> The problem
Find the word "JSON" in the material below and gather every line that contains it.

(Figure content listings)
>>>

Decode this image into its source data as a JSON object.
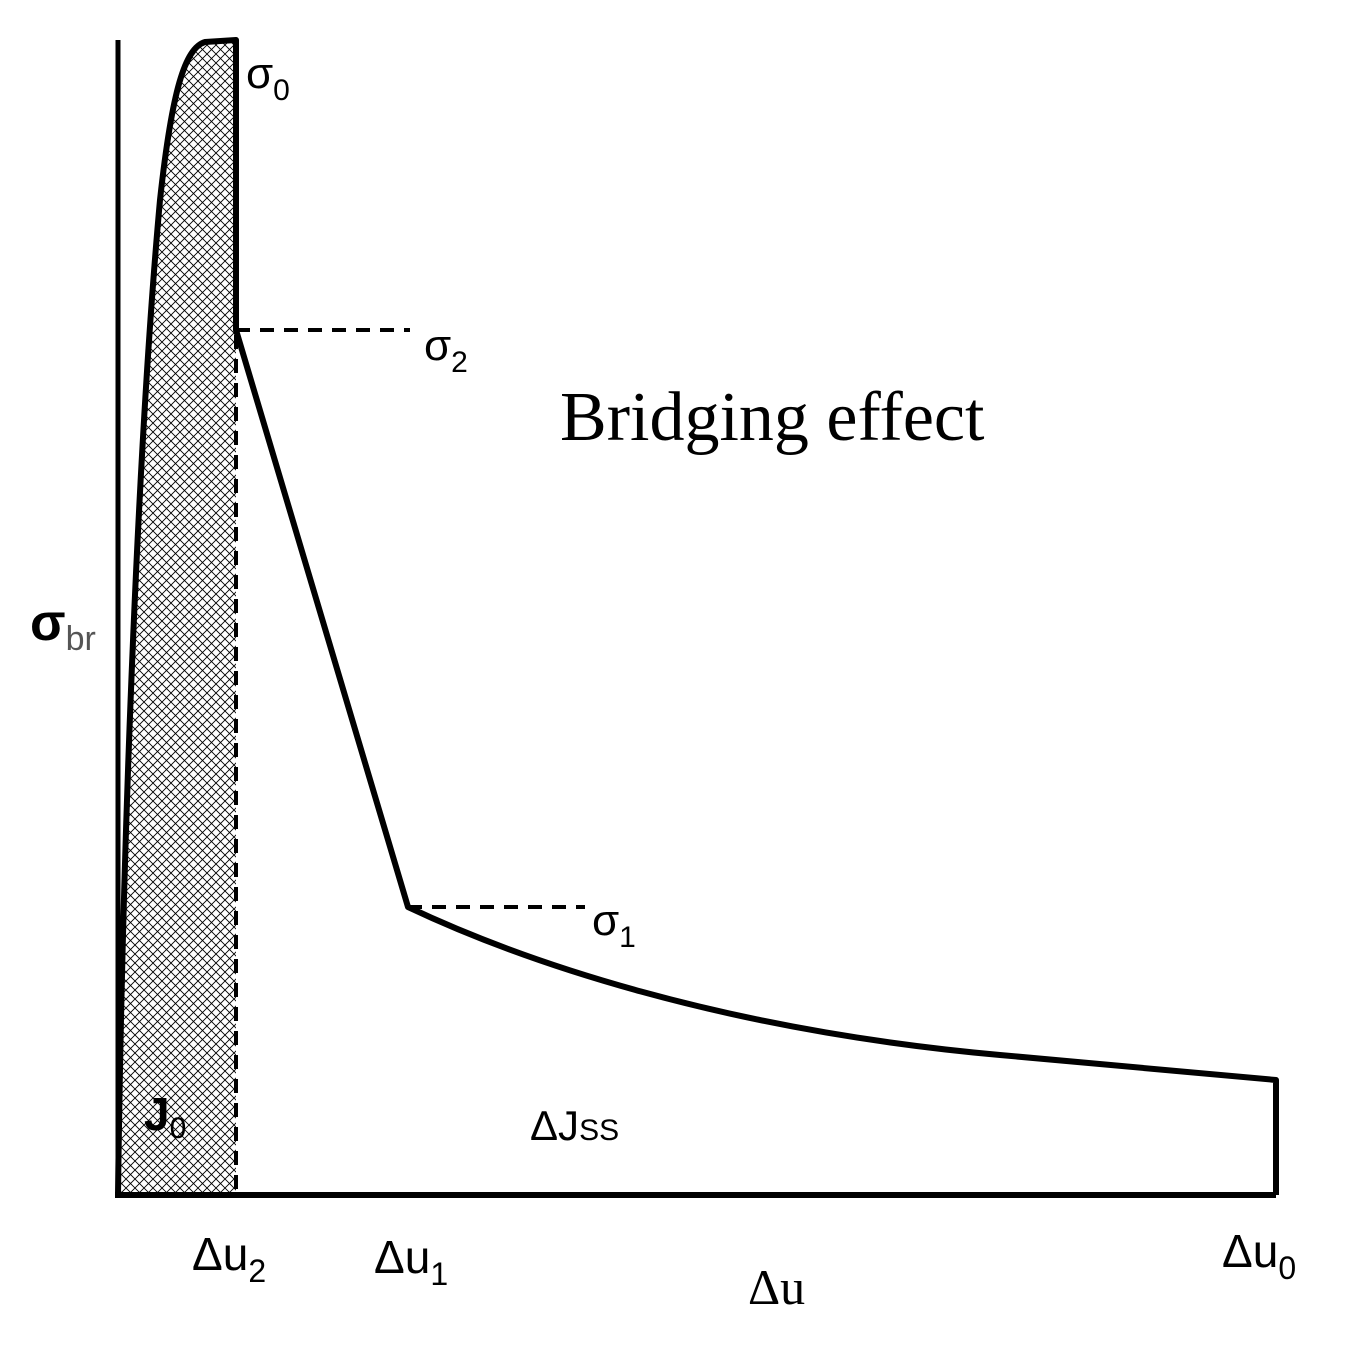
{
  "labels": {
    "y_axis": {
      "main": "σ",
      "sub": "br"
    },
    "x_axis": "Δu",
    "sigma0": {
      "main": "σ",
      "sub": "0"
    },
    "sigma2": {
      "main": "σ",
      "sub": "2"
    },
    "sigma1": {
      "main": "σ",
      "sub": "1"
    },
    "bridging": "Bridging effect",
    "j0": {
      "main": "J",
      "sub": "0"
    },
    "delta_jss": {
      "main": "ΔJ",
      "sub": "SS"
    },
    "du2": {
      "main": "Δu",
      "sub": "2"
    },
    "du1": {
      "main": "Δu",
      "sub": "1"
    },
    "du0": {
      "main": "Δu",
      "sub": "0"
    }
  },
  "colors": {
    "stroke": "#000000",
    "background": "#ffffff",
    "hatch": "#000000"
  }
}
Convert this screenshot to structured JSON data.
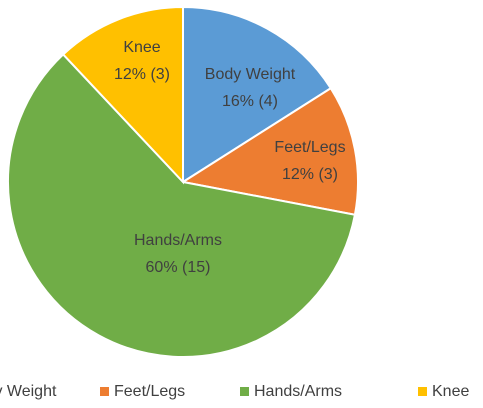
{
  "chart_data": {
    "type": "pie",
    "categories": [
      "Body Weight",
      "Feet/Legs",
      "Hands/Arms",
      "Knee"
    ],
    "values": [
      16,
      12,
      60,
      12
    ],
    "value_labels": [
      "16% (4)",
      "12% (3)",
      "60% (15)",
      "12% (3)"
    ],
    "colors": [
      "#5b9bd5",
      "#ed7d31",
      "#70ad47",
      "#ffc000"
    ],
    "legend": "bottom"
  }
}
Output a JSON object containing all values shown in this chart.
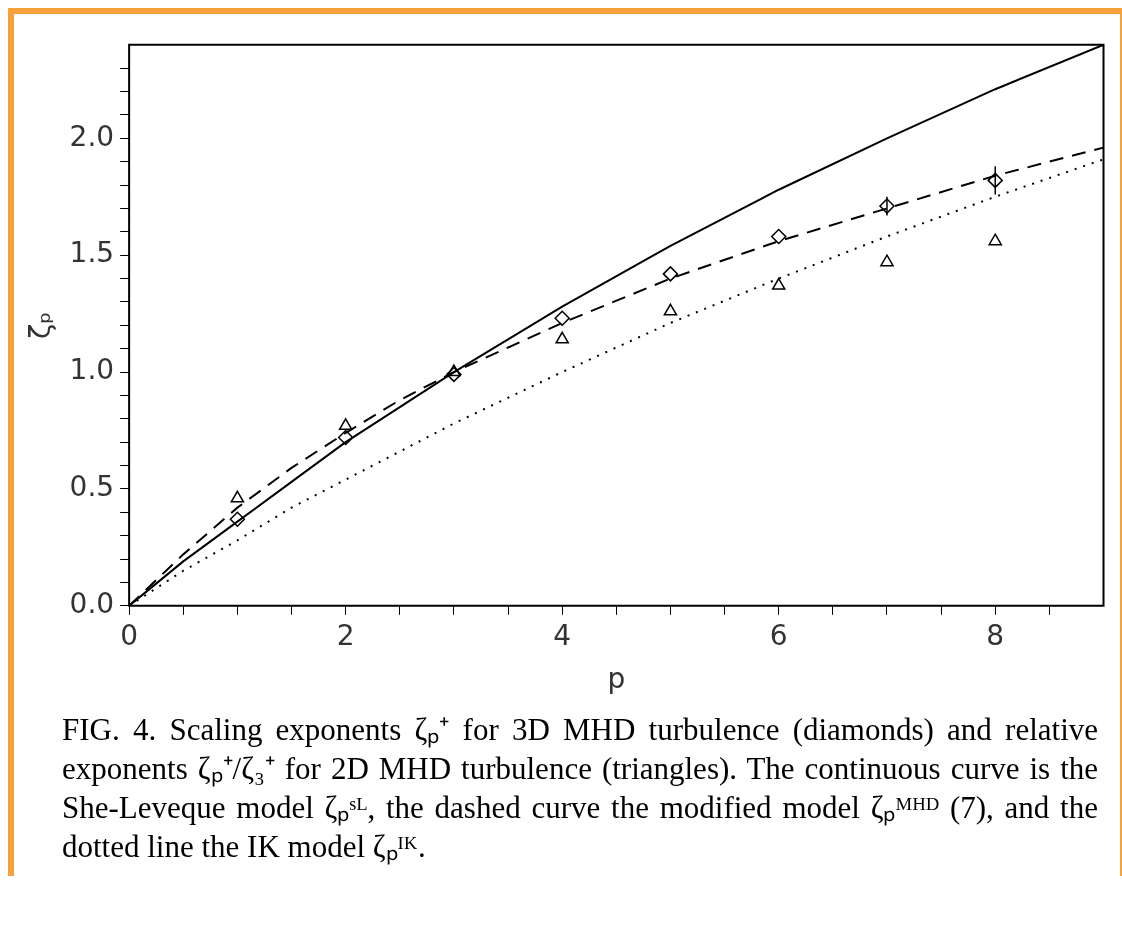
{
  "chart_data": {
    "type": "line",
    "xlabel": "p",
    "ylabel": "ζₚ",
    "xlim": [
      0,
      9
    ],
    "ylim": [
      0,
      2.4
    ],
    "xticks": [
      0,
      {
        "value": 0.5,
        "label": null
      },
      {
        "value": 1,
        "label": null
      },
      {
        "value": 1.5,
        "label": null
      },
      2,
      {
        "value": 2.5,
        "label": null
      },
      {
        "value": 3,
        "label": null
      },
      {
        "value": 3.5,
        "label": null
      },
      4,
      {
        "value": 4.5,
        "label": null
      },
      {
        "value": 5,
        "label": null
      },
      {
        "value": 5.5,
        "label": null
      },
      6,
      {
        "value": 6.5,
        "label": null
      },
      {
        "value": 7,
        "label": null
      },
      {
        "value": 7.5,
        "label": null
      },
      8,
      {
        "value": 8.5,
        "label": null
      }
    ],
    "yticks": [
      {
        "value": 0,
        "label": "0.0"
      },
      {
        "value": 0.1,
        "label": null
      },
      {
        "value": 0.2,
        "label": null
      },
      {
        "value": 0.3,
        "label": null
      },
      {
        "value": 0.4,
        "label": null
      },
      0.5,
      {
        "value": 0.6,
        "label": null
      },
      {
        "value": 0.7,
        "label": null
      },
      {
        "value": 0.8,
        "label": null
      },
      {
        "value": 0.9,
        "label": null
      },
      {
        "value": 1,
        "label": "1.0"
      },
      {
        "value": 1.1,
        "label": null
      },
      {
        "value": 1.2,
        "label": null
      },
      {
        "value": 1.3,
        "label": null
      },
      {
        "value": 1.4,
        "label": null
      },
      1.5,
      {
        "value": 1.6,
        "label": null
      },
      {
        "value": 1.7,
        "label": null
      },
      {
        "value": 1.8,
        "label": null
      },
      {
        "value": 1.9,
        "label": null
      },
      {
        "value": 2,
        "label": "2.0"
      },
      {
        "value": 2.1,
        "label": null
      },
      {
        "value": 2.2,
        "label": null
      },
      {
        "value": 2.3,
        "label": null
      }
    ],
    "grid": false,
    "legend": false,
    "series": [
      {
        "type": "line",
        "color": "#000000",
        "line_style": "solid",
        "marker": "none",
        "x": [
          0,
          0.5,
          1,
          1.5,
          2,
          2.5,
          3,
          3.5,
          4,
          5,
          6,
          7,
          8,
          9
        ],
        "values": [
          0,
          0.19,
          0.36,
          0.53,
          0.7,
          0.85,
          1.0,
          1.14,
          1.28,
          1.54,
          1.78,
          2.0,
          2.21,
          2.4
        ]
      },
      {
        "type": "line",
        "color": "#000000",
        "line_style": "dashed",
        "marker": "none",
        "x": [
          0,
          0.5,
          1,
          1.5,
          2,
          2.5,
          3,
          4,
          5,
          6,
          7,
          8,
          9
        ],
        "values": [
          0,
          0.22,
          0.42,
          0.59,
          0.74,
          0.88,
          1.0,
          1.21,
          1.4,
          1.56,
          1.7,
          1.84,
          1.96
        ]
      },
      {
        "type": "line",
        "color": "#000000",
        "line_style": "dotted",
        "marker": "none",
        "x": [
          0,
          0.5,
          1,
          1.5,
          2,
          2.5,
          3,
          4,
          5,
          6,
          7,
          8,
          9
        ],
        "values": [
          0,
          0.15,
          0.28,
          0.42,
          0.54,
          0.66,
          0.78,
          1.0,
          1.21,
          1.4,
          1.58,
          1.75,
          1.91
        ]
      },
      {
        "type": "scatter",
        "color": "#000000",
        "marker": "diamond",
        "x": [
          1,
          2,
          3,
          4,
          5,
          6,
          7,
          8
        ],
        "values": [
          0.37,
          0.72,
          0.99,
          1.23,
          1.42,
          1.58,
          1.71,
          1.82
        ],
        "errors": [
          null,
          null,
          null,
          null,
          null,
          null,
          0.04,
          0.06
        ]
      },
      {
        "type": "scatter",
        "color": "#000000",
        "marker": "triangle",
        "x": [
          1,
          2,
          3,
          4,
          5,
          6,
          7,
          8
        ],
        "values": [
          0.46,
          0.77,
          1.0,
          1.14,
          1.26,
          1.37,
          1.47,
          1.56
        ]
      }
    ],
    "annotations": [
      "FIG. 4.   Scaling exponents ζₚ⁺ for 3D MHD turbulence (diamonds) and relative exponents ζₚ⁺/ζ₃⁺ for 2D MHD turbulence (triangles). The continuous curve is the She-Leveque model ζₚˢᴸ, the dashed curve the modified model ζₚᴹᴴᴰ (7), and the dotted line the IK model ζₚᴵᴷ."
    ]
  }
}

<<<

> Response to the task
Decode this image into its source data as a JSON object.
Convert this screenshot to structured JSON data.
Output a JSON object containing all values shown in this chart.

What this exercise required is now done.